╭──

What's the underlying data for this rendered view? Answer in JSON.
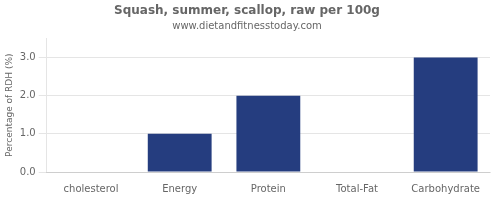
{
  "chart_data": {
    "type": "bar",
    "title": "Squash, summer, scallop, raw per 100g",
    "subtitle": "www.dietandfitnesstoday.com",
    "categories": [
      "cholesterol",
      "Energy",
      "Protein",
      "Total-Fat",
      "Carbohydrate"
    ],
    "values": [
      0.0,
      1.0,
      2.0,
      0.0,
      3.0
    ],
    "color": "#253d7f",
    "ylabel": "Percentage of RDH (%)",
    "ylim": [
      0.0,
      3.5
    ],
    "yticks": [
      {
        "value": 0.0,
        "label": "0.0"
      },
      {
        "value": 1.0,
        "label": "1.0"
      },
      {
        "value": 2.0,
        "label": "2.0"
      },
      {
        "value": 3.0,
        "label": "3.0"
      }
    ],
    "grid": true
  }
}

╰──

### Required action
Write every line of the data out again exactly, leaving out all images.

### Written response
What's the underlying data for this rendered view? Answer in JSON.
{
  "chart_data": {
    "type": "bar",
    "title": "Squash, summer, scallop, raw per 100g",
    "subtitle": "www.dietandfitnesstoday.com",
    "categories": [
      "cholesterol",
      "Energy",
      "Protein",
      "Total-Fat",
      "Carbohydrate"
    ],
    "values": [
      0.0,
      1.0,
      2.0,
      0.0,
      3.0
    ],
    "color": "#253d7f",
    "ylabel": "Percentage of RDH (%)",
    "ylim": [
      0.0,
      3.5
    ],
    "yticks": [
      {
        "value": 0.0,
        "label": "0.0"
      },
      {
        "value": 1.0,
        "label": "1.0"
      },
      {
        "value": 2.0,
        "label": "2.0"
      },
      {
        "value": 3.0,
        "label": "3.0"
      }
    ],
    "grid": true
  }
}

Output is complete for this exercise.